(Excerpt from a dataset)
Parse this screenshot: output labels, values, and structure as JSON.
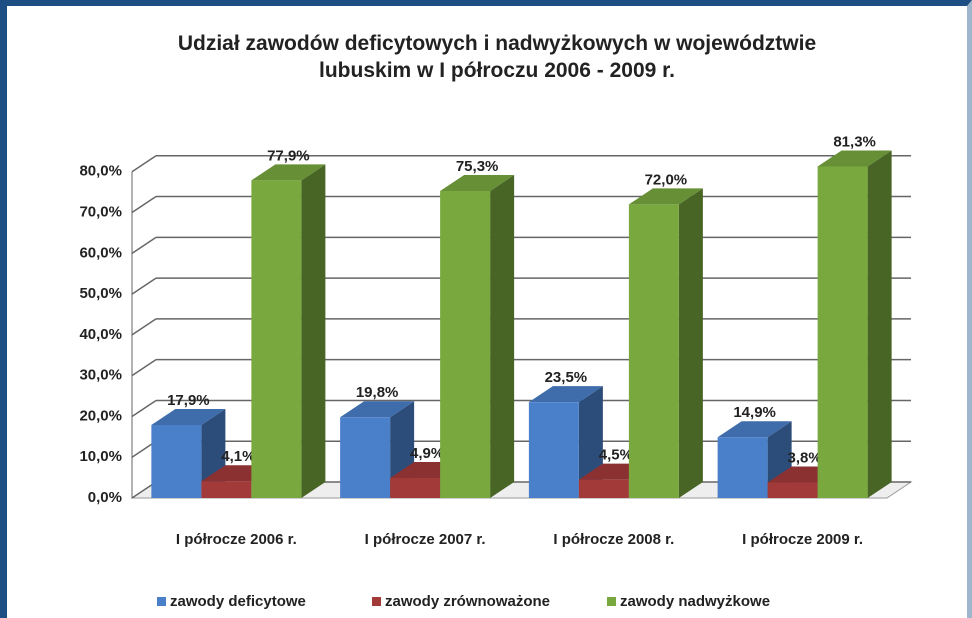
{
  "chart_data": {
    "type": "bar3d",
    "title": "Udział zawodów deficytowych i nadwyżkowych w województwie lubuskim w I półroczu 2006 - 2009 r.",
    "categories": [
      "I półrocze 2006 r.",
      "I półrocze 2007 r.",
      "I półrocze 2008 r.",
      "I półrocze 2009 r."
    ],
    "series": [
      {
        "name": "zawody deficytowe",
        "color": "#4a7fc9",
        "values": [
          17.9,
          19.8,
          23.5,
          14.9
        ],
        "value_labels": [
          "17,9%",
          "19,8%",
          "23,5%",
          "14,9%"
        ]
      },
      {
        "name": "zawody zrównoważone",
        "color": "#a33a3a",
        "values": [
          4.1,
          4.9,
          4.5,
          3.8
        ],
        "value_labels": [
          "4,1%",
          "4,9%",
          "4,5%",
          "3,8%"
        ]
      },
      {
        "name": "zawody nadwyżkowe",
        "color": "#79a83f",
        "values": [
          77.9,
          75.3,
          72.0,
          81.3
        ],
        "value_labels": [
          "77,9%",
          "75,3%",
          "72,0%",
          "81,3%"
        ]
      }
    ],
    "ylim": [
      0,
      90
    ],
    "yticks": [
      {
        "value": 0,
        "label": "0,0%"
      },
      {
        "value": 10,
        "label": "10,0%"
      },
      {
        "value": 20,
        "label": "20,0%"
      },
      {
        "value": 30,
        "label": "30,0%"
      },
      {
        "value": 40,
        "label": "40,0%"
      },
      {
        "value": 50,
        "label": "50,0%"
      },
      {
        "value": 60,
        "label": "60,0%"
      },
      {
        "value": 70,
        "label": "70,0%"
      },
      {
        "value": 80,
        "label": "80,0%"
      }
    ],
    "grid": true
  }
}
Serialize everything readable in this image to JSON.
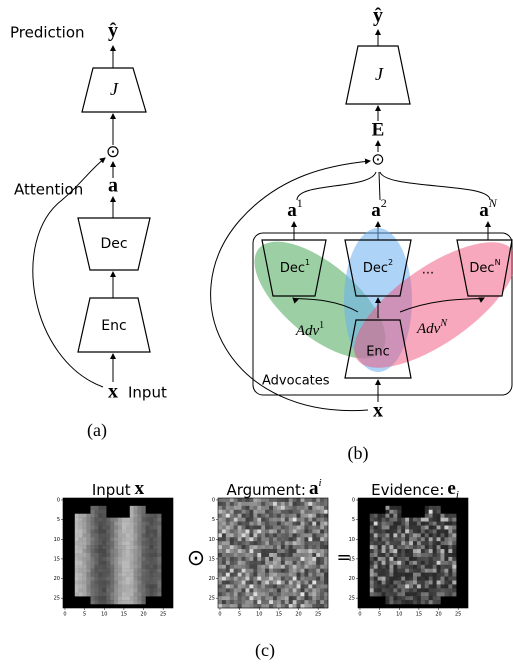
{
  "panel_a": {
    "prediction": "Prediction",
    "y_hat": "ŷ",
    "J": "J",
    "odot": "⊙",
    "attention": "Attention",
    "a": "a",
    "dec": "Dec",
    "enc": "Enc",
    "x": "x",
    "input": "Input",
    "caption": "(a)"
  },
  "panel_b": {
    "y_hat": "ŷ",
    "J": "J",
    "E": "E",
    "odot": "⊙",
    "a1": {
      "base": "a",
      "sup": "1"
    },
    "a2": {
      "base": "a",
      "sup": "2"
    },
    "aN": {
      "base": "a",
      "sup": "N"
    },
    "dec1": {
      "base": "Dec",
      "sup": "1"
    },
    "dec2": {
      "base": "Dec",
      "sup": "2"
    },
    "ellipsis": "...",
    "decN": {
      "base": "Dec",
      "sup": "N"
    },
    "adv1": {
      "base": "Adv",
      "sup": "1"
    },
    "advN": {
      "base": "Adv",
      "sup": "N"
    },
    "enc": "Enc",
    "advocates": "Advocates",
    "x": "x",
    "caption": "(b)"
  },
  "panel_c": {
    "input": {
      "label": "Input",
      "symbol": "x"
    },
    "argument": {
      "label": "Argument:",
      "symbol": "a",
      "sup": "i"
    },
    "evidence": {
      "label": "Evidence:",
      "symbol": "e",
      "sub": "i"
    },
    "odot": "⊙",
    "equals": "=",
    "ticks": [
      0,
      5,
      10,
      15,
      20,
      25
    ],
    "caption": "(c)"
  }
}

-- EXERCISE --
Take the records above and transcribe them exactly, dropping every picture.

-- OUTPUT OF THE TASK --
Parse this screenshot: output labels, values, and structure as JSON.
{
  "chart_data": {
    "type": "bar3d",
    "title": "Udział zawodów deficytowych i nadwyżkowych w województwie lubuskim w I półroczu 2006 - 2009 r.",
    "categories": [
      "I półrocze 2006 r.",
      "I półrocze 2007 r.",
      "I półrocze 2008 r.",
      "I półrocze 2009 r."
    ],
    "series": [
      {
        "name": "zawody deficytowe",
        "color": "#4a7fc9",
        "values": [
          17.9,
          19.8,
          23.5,
          14.9
        ],
        "value_labels": [
          "17,9%",
          "19,8%",
          "23,5%",
          "14,9%"
        ]
      },
      {
        "name": "zawody zrównoważone",
        "color": "#a33a3a",
        "values": [
          4.1,
          4.9,
          4.5,
          3.8
        ],
        "value_labels": [
          "4,1%",
          "4,9%",
          "4,5%",
          "3,8%"
        ]
      },
      {
        "name": "zawody nadwyżkowe",
        "color": "#79a83f",
        "values": [
          77.9,
          75.3,
          72.0,
          81.3
        ],
        "value_labels": [
          "77,9%",
          "75,3%",
          "72,0%",
          "81,3%"
        ]
      }
    ],
    "ylim": [
      0,
      90
    ],
    "yticks": [
      {
        "value": 0,
        "label": "0,0%"
      },
      {
        "value": 10,
        "label": "10,0%"
      },
      {
        "value": 20,
        "label": "20,0%"
      },
      {
        "value": 30,
        "label": "30,0%"
      },
      {
        "value": 40,
        "label": "40,0%"
      },
      {
        "value": 50,
        "label": "50,0%"
      },
      {
        "value": 60,
        "label": "60,0%"
      },
      {
        "value": 70,
        "label": "70,0%"
      },
      {
        "value": 80,
        "label": "80,0%"
      }
    ],
    "grid": true
  }
}
Serialize everything readable in this image to JSON.
{
  "panel_a": {
    "prediction": "Prediction",
    "y_hat": "ŷ",
    "J": "J",
    "odot": "⊙",
    "attention": "Attention",
    "a": "a",
    "dec": "Dec",
    "enc": "Enc",
    "x": "x",
    "input": "Input",
    "caption": "(a)"
  },
  "panel_b": {
    "y_hat": "ŷ",
    "J": "J",
    "E": "E",
    "odot": "⊙",
    "a1": {
      "base": "a",
      "sup": "1"
    },
    "a2": {
      "base": "a",
      "sup": "2"
    },
    "aN": {
      "base": "a",
      "sup": "N"
    },
    "dec1": {
      "base": "Dec",
      "sup": "1"
    },
    "dec2": {
      "base": "Dec",
      "sup": "2"
    },
    "ellipsis": "...",
    "decN": {
      "base": "Dec",
      "sup": "N"
    },
    "adv1": {
      "base": "Adv",
      "sup": "1"
    },
    "advN": {
      "base": "Adv",
      "sup": "N"
    },
    "enc": "Enc",
    "advocates": "Advocates",
    "x": "x",
    "caption": "(b)"
  },
  "panel_c": {
    "input": {
      "label": "Input",
      "symbol": "x"
    },
    "argument": {
      "label": "Argument:",
      "symbol": "a",
      "sup": "i"
    },
    "evidence": {
      "label": "Evidence:",
      "symbol": "e",
      "sub": "i"
    },
    "odot": "⊙",
    "equals": "=",
    "ticks": [
      0,
      5,
      10,
      15,
      20,
      25
    ],
    "caption": "(c)"
  }
}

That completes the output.